## start

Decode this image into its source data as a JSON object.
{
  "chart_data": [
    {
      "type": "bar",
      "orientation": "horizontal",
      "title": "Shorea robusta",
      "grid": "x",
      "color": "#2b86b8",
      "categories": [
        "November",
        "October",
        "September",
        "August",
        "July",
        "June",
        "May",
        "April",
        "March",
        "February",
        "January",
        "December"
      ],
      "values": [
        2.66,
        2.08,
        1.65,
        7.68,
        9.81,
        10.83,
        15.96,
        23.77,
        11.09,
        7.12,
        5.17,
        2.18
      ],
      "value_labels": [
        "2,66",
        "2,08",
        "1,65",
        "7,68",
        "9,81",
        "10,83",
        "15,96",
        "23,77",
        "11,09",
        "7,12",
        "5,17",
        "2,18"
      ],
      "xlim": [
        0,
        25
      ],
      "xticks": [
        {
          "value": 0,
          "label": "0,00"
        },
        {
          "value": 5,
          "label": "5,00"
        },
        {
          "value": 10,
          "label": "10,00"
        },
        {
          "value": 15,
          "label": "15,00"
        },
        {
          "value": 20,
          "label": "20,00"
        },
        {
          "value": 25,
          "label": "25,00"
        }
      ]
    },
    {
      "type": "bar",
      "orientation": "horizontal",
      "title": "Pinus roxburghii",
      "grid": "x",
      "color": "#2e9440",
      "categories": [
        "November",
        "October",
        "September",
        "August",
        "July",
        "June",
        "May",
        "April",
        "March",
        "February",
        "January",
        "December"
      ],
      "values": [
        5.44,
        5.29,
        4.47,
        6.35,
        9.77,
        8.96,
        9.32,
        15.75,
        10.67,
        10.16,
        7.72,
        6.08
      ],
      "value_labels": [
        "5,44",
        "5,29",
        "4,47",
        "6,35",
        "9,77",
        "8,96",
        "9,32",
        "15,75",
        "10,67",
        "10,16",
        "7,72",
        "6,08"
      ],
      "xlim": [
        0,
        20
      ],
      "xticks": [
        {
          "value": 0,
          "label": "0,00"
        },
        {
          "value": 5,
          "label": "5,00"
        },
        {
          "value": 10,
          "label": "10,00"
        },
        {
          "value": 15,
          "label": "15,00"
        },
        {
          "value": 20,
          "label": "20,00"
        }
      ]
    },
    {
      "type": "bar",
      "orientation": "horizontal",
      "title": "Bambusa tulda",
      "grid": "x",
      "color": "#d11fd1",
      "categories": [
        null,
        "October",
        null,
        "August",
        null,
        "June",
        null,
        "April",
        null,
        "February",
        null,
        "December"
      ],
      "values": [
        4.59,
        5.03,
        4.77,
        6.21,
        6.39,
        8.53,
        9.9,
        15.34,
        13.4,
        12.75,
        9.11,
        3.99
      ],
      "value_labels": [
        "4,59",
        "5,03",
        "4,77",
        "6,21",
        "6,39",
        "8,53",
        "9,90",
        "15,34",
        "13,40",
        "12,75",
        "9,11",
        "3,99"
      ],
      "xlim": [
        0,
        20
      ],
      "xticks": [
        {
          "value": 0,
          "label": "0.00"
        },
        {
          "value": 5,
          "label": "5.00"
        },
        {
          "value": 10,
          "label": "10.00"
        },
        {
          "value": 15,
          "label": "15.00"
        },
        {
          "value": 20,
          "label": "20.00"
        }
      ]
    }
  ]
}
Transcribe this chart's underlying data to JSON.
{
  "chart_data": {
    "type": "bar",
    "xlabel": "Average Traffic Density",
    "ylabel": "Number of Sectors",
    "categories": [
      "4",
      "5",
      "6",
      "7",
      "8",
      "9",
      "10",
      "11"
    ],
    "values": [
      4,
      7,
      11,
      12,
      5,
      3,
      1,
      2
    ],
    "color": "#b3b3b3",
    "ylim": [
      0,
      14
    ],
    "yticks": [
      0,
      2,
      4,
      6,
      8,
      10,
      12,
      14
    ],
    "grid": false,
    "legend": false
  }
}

## end

▶ [Short problem] Restate the data above word for word, please.

▶ [Output for this exercise]
Decode this image into its source data as a JSON object.
{
  "chart_data": [
    {
      "type": "bar",
      "orientation": "horizontal",
      "title": "Shorea robusta",
      "grid": "x",
      "color": "#2b86b8",
      "categories": [
        "November",
        "October",
        "September",
        "August",
        "July",
        "June",
        "May",
        "April",
        "March",
        "February",
        "January",
        "December"
      ],
      "values": [
        2.66,
        2.08,
        1.65,
        7.68,
        9.81,
        10.83,
        15.96,
        23.77,
        11.09,
        7.12,
        5.17,
        2.18
      ],
      "value_labels": [
        "2,66",
        "2,08",
        "1,65",
        "7,68",
        "9,81",
        "10,83",
        "15,96",
        "23,77",
        "11,09",
        "7,12",
        "5,17",
        "2,18"
      ],
      "xlim": [
        0,
        25
      ],
      "xticks": [
        {
          "value": 0,
          "label": "0,00"
        },
        {
          "value": 5,
          "label": "5,00"
        },
        {
          "value": 10,
          "label": "10,00"
        },
        {
          "value": 15,
          "label": "15,00"
        },
        {
          "value": 20,
          "label": "20,00"
        },
        {
          "value": 25,
          "label": "25,00"
        }
      ]
    },
    {
      "type": "bar",
      "orientation": "horizontal",
      "title": "Pinus roxburghii",
      "grid": "x",
      "color": "#2e9440",
      "categories": [
        "November",
        "October",
        "September",
        "August",
        "July",
        "June",
        "May",
        "April",
        "March",
        "February",
        "January",
        "December"
      ],
      "values": [
        5.44,
        5.29,
        4.47,
        6.35,
        9.77,
        8.96,
        9.32,
        15.75,
        10.67,
        10.16,
        7.72,
        6.08
      ],
      "value_labels": [
        "5,44",
        "5,29",
        "4,47",
        "6,35",
        "9,77",
        "8,96",
        "9,32",
        "15,75",
        "10,67",
        "10,16",
        "7,72",
        "6,08"
      ],
      "xlim": [
        0,
        20
      ],
      "xticks": [
        {
          "value": 0,
          "label": "0,00"
        },
        {
          "value": 5,
          "label": "5,00"
        },
        {
          "value": 10,
          "label": "10,00"
        },
        {
          "value": 15,
          "label": "15,00"
        },
        {
          "value": 20,
          "label": "20,00"
        }
      ]
    },
    {
      "type": "bar",
      "orientation": "horizontal",
      "title": "Bambusa tulda",
      "grid": "x",
      "color": "#d11fd1",
      "categories": [
        null,
        "October",
        null,
        "August",
        null,
        "June",
        null,
        "April",
        null,
        "February",
        null,
        "December"
      ],
      "values": [
        4.59,
        5.03,
        4.77,
        6.21,
        6.39,
        8.53,
        9.9,
        15.34,
        13.4,
        12.75,
        9.11,
        3.99
      ],
      "value_labels": [
        "4,59",
        "5,03",
        "4,77",
        "6,21",
        "6,39",
        "8,53",
        "9,90",
        "15,34",
        "13,40",
        "12,75",
        "9,11",
        "3,99"
      ],
      "xlim": [
        0,
        20
      ],
      "xticks": [
        {
          "value": 0,
          "label": "0.00"
        },
        {
          "value": 5,
          "label": "5.00"
        },
        {
          "value": 10,
          "label": "10.00"
        },
        {
          "value": 15,
          "label": "15.00"
        },
        {
          "value": 20,
          "label": "20.00"
        }
      ]
    }
  ]
}
Transcribe this chart's underlying data to JSON.
{
  "chart_data": {
    "type": "bar",
    "xlabel": "Average Traffic Density",
    "ylabel": "Number of Sectors",
    "categories": [
      "4",
      "5",
      "6",
      "7",
      "8",
      "9",
      "10",
      "11"
    ],
    "values": [
      4,
      7,
      11,
      12,
      5,
      3,
      1,
      2
    ],
    "color": "#b3b3b3",
    "ylim": [
      0,
      14
    ],
    "yticks": [
      0,
      2,
      4,
      6,
      8,
      10,
      12,
      14
    ],
    "grid": false,
    "legend": false
  }
}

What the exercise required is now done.